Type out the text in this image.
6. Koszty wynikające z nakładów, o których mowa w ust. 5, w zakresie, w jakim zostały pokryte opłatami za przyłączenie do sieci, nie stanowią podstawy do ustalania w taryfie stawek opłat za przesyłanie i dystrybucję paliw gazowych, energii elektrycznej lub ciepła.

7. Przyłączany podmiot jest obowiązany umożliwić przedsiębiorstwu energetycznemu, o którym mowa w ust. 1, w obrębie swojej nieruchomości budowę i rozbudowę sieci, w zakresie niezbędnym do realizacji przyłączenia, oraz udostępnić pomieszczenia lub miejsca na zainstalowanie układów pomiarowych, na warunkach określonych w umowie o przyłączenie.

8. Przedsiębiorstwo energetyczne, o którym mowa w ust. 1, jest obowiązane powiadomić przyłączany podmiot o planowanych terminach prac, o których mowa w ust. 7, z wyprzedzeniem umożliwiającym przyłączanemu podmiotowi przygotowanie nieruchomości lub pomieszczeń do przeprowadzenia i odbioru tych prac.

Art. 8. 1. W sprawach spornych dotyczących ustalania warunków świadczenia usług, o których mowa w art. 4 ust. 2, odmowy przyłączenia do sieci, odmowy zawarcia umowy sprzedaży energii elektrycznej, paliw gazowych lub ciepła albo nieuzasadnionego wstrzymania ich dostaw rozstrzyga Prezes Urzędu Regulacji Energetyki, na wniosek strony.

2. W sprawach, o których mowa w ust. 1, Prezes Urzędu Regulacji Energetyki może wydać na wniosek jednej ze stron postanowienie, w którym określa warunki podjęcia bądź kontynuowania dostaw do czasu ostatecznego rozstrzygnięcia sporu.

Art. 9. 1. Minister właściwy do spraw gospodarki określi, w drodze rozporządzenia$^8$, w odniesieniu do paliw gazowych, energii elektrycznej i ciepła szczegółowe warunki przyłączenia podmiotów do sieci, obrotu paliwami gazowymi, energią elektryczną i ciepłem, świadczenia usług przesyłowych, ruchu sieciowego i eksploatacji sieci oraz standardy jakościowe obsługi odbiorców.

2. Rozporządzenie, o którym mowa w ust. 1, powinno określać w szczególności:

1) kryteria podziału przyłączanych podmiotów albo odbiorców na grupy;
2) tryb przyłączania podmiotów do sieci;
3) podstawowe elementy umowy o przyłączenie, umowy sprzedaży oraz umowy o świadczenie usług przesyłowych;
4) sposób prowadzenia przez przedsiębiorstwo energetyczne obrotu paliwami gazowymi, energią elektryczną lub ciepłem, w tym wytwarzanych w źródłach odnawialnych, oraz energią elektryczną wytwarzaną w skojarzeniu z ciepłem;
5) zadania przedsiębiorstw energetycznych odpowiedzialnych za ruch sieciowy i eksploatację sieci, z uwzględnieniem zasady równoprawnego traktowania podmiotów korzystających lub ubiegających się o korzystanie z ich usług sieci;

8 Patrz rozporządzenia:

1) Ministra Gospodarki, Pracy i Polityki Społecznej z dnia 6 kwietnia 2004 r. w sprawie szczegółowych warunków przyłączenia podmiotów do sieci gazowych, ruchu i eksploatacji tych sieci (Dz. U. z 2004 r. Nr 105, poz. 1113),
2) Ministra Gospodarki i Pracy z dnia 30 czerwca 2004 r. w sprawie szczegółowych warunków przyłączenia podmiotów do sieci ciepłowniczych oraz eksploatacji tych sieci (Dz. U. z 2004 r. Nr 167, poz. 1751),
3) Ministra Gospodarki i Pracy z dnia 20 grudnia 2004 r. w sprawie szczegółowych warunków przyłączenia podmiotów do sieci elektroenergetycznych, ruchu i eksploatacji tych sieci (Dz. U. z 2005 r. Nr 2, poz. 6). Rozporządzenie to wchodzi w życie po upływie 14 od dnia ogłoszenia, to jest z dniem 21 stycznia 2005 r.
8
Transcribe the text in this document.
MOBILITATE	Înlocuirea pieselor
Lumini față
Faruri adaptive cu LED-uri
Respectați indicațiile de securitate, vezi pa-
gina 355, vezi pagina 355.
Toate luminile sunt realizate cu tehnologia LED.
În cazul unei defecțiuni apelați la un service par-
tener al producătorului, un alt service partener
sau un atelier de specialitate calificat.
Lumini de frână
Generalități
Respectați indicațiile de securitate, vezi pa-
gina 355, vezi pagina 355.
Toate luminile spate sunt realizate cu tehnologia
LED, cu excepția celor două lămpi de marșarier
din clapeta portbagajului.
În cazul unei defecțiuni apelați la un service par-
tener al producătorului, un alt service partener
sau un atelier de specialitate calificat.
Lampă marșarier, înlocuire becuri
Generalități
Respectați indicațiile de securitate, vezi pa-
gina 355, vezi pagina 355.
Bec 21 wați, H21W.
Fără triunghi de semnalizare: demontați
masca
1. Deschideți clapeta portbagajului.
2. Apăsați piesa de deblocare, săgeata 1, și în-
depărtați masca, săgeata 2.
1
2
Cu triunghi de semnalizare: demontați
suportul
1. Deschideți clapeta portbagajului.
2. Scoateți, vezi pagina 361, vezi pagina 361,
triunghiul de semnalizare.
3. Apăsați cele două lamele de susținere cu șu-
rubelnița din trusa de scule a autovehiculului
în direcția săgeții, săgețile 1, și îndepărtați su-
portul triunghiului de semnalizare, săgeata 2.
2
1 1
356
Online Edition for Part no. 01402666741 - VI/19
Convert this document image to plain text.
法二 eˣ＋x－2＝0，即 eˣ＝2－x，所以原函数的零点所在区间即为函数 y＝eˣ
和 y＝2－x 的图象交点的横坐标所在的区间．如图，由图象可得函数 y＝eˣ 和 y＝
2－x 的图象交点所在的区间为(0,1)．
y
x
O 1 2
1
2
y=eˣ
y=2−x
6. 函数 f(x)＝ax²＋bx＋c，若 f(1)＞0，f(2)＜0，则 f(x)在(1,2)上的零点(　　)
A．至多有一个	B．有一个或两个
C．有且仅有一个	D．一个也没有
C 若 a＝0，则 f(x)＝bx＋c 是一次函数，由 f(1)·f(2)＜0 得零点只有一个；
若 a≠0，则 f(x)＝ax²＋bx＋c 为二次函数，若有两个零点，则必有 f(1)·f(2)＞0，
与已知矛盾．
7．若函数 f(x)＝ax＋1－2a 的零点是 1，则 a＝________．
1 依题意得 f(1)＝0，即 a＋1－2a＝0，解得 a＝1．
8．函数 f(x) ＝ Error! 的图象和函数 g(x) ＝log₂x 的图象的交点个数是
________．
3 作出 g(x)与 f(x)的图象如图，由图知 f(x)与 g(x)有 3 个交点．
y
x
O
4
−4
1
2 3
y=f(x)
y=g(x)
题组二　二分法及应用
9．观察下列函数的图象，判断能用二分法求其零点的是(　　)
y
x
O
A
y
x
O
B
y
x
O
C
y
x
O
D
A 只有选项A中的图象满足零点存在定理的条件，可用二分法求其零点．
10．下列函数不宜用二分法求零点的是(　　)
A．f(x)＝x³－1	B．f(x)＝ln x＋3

..........

__WRITTEN INSTRUCTION__: Working from the material above, retype it in its entirety without change.

__EXERCISE RESPONSE__:
Type out the text in this image.
6. Koszty wynikające z nakładów, o których mowa w ust. 5, w zakresie, w jakim zostały pokryte opłatami za przyłączenie do sieci, nie stanowią podstawy do ustalania w taryfie stawek opłat za przesyłanie i dystrybucję paliw gazowych, energii elektrycznej lub ciepła.

7. Przyłączany podmiot jest obowiązany umożliwić przedsiębiorstwu energetycznemu, o którym mowa w ust. 1, w obrębie swojej nieruchomości budowę i rozbudowę sieci, w zakresie niezbędnym do realizacji przyłączenia, oraz udostępnić pomieszczenia lub miejsca na zainstalowanie układów pomiarowych, na warunkach określonych w umowie o przyłączenie.

8. Przedsiębiorstwo energetyczne, o którym mowa w ust. 1, jest obowiązane powiadomić przyłączany podmiot o planowanych terminach prac, o których mowa w ust. 7, z wyprzedzeniem umożliwiającym przyłączanemu podmiotowi przygotowanie nieruchomości lub pomieszczeń do przeprowadzenia i odbioru tych prac.

Art. 8. 1. W sprawach spornych dotyczących ustalania warunków świadczenia usług, o których mowa w art. 4 ust. 2, odmowy przyłączenia do sieci, odmowy zawarcia umowy sprzedaży energii elektrycznej, paliw gazowych lub ciepła albo nieuzasadnionego wstrzymania ich dostaw rozstrzyga Prezes Urzędu Regulacji Energetyki, na wniosek strony.

2. W sprawach, o których mowa w ust. 1, Prezes Urzędu Regulacji Energetyki może wydać na wniosek jednej ze stron postanowienie, w którym określa warunki podjęcia bądź kontynuowania dostaw do czasu ostatecznego rozstrzygnięcia sporu.

Art. 9. 1. Minister właściwy do spraw gospodarki określi, w drodze rozporządzenia$^8$, w odniesieniu do paliw gazowych, energii elektrycznej i ciepła szczegółowe warunki przyłączenia podmiotów do sieci, obrotu paliwami gazowymi, energią elektryczną i ciepłem, świadczenia usług przesyłowych, ruchu sieciowego i eksploatacji sieci oraz standardy jakościowe obsługi odbiorców.

2. Rozporządzenie, o którym mowa w ust. 1, powinno określać w szczególności:

1) kryteria podziału przyłączanych podmiotów albo odbiorców na grupy;
2) tryb przyłączania podmiotów do sieci;
3) podstawowe elementy umowy o przyłączenie, umowy sprzedaży oraz umowy o świadczenie usług przesyłowych;
4) sposób prowadzenia przez przedsiębiorstwo energetyczne obrotu paliwami gazowymi, energią elektryczną lub ciepłem, w tym wytwarzanych w źródłach odnawialnych, oraz energią elektryczną wytwarzaną w skojarzeniu z ciepłem;
5) zadania przedsiębiorstw energetycznych odpowiedzialnych za ruch sieciowy i eksploatację sieci, z uwzględnieniem zasady równoprawnego traktowania podmiotów korzystających lub ubiegających się o korzystanie z ich usług sieci;

8 Patrz rozporządzenia:

1) Ministra Gospodarki, Pracy i Polityki Społecznej z dnia 6 kwietnia 2004 r. w sprawie szczegółowych warunków przyłączenia podmiotów do sieci gazowych, ruchu i eksploatacji tych sieci (Dz. U. z 2004 r. Nr 105, poz. 1113),
2) Ministra Gospodarki i Pracy z dnia 30 czerwca 2004 r. w sprawie szczegółowych warunków przyłączenia podmiotów do sieci ciepłowniczych oraz eksploatacji tych sieci (Dz. U. z 2004 r. Nr 167, poz. 1751),
3) Ministra Gospodarki i Pracy z dnia 20 grudnia 2004 r. w sprawie szczegółowych warunków przyłączenia podmiotów do sieci elektroenergetycznych, ruchu i eksploatacji tych sieci (Dz. U. z 2005 r. Nr 2, poz. 6). Rozporządzenie to wchodzi w życie po upływie 14 od dnia ogłoszenia, to jest z dniem 21 stycznia 2005 r.
8
Transcribe the text in this document.
MOBILITATE	Înlocuirea pieselor
Lumini față
Faruri adaptive cu LED-uri
Respectați indicațiile de securitate, vezi pa-
gina 355, vezi pagina 355.
Toate luminile sunt realizate cu tehnologia LED.
În cazul unei defecțiuni apelați la un service par-
tener al producătorului, un alt service partener
sau un atelier de specialitate calificat.
Lumini de frână
Generalități
Respectați indicațiile de securitate, vezi pa-
gina 355, vezi pagina 355.
Toate luminile spate sunt realizate cu tehnologia
LED, cu excepția celor două lămpi de marșarier
din clapeta portbagajului.
În cazul unei defecțiuni apelați la un service par-
tener al producătorului, un alt service partener
sau un atelier de specialitate calificat.
Lampă marșarier, înlocuire becuri
Generalități
Respectați indicațiile de securitate, vezi pa-
gina 355, vezi pagina 355.
Bec 21 wați, H21W.
Fără triunghi de semnalizare: demontați
masca
1. Deschideți clapeta portbagajului.
2. Apăsați piesa de deblocare, săgeata 1, și în-
depărtați masca, săgeata 2.
1
2
Cu triunghi de semnalizare: demontați
suportul
1. Deschideți clapeta portbagajului.
2. Scoateți, vezi pagina 361, vezi pagina 361,
triunghiul de semnalizare.
3. Apăsați cele două lamele de susținere cu șu-
rubelnița din trusa de scule a autovehiculului
în direcția săgeții, săgețile 1, și îndepărtați su-
portul triunghiului de semnalizare, săgeata 2.
2
1 1
356
Online Edition for Part no. 01402666741 - VI/19
Convert this document image to plain text.
法二 eˣ＋x－2＝0，即 eˣ＝2－x，所以原函数的零点所在区间即为函数 y＝eˣ
和 y＝2－x 的图象交点的横坐标所在的区间．如图，由图象可得函数 y＝eˣ 和 y＝
2－x 的图象交点所在的区间为(0,1)．
y
x
O 1 2
1
2
y=eˣ
y=2−x
6. 函数 f(x)＝ax²＋bx＋c，若 f(1)＞0，f(2)＜0，则 f(x)在(1,2)上的零点(　　)
A．至多有一个	B．有一个或两个
C．有且仅有一个	D．一个也没有
C 若 a＝0，则 f(x)＝bx＋c 是一次函数，由 f(1)·f(2)＜0 得零点只有一个；
若 a≠0，则 f(x)＝ax²＋bx＋c 为二次函数，若有两个零点，则必有 f(1)·f(2)＞0，
与已知矛盾．
7．若函数 f(x)＝ax＋1－2a 的零点是 1，则 a＝________．
1 依题意得 f(1)＝0，即 a＋1－2a＝0，解得 a＝1．
8．函数 f(x) ＝ Error! 的图象和函数 g(x) ＝log₂x 的图象的交点个数是
________．
3 作出 g(x)与 f(x)的图象如图，由图知 f(x)与 g(x)有 3 个交点．
y
x
O
4
−4
1
2 3
y=f(x)
y=g(x)
题组二　二分法及应用
9．观察下列函数的图象，判断能用二分法求其零点的是(　　)
y
x
O
A
y
x
O
B
y
x
O
C
y
x
O
D
A 只有选项A中的图象满足零点存在定理的条件，可用二分法求其零点．
10．下列函数不宜用二分法求零点的是(　　)
A．f(x)＝x³－1	B．f(x)＝ln x＋3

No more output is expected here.